• _Extracted material_:

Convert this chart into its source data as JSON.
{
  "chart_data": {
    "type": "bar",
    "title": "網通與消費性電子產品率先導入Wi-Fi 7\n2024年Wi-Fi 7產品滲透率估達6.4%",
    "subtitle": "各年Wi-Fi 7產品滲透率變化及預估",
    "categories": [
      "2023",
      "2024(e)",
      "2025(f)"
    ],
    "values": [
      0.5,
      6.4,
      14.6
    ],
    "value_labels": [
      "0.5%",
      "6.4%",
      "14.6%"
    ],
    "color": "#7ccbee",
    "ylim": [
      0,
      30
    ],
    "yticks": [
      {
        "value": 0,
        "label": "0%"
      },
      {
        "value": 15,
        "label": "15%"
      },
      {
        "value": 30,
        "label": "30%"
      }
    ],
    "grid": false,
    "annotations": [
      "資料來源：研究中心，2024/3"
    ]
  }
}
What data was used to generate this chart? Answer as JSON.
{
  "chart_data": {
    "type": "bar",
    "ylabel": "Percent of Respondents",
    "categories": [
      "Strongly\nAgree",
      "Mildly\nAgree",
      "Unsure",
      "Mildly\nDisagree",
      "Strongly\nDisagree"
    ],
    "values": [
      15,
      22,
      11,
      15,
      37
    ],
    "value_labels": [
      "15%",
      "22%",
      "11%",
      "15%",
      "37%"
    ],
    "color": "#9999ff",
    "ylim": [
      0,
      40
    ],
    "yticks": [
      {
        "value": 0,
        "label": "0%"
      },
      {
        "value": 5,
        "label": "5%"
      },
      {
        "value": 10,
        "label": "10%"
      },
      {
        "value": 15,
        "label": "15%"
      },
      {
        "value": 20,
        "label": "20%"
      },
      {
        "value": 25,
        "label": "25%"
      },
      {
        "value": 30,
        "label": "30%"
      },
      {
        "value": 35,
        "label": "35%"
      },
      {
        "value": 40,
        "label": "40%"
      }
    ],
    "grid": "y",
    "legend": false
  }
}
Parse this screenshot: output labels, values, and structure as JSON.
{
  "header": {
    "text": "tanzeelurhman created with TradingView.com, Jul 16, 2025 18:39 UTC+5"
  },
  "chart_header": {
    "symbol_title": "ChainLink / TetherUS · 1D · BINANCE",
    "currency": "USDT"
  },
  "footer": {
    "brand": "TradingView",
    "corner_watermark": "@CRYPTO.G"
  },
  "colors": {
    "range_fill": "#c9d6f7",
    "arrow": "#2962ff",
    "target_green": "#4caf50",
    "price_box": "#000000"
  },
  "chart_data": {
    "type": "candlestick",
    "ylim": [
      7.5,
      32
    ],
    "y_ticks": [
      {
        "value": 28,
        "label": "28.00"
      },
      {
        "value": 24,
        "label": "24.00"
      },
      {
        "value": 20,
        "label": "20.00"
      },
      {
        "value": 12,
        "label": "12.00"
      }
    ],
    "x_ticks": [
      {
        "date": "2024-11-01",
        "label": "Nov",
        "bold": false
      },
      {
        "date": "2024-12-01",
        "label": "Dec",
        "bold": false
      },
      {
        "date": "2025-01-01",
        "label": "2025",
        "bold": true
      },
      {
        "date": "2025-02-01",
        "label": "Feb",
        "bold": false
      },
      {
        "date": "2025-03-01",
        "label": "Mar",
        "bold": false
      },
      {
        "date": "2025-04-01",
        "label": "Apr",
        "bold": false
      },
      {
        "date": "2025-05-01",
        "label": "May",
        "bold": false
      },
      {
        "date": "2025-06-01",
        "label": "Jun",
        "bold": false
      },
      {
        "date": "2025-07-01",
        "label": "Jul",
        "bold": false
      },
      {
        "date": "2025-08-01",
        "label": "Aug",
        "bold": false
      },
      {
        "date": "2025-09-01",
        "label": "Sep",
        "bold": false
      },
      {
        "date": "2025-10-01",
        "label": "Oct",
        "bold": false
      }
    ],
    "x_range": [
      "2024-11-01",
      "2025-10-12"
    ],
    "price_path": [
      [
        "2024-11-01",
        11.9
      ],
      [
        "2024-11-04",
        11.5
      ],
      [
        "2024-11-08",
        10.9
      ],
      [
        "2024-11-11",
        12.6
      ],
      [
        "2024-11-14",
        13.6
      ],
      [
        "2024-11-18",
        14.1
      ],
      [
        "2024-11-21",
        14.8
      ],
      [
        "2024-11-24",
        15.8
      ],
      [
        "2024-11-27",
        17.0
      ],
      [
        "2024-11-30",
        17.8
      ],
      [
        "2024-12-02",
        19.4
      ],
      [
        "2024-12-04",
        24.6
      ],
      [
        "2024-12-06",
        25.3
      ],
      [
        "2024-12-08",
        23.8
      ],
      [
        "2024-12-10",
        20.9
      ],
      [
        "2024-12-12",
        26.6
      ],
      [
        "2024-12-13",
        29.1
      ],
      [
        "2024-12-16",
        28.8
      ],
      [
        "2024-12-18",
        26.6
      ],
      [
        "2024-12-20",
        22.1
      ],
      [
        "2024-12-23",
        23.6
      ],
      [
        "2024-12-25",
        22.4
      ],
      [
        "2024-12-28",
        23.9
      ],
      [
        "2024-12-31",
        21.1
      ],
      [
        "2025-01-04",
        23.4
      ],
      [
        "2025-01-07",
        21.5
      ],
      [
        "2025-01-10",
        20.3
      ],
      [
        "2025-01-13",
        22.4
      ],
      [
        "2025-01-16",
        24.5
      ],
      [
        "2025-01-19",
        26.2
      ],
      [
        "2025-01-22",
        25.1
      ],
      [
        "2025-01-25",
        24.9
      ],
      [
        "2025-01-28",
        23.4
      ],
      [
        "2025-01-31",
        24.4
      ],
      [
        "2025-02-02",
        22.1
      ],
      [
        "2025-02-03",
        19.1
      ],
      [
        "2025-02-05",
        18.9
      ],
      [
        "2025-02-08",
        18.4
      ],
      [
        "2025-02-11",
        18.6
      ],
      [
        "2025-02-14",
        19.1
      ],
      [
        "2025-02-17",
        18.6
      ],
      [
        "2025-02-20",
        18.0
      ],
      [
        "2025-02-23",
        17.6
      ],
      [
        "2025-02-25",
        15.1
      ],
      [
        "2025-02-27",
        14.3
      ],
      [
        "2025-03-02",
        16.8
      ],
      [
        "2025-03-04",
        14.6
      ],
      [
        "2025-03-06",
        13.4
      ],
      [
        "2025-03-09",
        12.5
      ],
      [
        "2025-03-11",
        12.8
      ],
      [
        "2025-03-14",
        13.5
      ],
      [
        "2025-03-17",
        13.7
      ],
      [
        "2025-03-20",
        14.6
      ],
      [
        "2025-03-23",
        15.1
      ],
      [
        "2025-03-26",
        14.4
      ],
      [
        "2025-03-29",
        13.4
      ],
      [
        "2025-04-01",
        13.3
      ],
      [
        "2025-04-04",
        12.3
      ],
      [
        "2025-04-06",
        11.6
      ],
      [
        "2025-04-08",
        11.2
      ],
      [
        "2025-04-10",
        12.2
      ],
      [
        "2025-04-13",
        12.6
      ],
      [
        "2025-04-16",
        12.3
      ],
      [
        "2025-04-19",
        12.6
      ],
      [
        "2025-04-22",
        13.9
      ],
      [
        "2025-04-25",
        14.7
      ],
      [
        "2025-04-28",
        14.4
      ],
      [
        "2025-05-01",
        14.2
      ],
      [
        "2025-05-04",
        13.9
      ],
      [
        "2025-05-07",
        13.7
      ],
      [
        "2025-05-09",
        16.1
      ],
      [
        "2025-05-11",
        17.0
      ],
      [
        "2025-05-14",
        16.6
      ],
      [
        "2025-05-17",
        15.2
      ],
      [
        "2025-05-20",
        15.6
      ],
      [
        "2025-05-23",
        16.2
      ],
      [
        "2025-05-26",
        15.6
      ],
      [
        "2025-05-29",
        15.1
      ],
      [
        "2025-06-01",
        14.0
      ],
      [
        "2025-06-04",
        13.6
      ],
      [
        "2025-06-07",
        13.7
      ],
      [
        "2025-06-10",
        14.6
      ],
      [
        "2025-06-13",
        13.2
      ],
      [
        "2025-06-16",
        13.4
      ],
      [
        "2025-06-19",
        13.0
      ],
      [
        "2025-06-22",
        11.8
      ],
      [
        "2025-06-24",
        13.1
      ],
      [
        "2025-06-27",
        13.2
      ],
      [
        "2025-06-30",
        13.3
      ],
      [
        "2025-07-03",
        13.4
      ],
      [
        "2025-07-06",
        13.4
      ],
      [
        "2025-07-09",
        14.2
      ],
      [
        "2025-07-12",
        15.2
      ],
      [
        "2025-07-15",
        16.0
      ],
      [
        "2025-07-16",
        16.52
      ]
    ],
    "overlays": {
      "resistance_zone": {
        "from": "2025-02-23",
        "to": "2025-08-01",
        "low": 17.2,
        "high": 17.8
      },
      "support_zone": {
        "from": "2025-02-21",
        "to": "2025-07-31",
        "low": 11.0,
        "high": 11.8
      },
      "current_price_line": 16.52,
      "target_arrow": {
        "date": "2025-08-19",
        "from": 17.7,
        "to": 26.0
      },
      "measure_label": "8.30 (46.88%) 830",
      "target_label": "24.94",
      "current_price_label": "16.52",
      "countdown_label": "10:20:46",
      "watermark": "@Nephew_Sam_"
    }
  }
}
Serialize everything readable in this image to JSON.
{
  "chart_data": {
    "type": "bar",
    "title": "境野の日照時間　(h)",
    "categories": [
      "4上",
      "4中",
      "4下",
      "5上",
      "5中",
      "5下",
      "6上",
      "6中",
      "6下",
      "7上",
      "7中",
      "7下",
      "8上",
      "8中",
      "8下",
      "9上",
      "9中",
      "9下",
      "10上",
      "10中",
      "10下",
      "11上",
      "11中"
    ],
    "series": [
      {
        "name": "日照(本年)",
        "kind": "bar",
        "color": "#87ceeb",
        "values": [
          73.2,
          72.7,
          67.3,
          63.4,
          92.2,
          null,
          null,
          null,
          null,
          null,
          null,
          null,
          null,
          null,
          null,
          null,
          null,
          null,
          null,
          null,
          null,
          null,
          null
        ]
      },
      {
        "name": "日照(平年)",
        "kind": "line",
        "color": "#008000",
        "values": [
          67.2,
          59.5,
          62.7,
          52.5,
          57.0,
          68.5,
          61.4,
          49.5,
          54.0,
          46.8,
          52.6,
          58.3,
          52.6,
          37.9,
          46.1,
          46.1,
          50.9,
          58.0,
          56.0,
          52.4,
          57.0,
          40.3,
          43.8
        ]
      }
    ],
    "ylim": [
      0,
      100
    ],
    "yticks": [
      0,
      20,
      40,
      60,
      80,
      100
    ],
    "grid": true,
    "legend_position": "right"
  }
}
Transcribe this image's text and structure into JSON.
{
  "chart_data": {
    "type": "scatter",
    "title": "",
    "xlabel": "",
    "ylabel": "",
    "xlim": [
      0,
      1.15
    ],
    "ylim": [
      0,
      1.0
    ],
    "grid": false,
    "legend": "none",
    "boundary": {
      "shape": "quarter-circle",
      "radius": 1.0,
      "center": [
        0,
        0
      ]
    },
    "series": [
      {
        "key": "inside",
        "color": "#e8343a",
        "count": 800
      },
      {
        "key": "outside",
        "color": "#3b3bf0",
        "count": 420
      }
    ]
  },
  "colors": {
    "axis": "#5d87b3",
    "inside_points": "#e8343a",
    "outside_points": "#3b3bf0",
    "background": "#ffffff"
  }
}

• _Your objective_: Give nothing but the number of lines containing the string "grid".

• _Task solution_: 4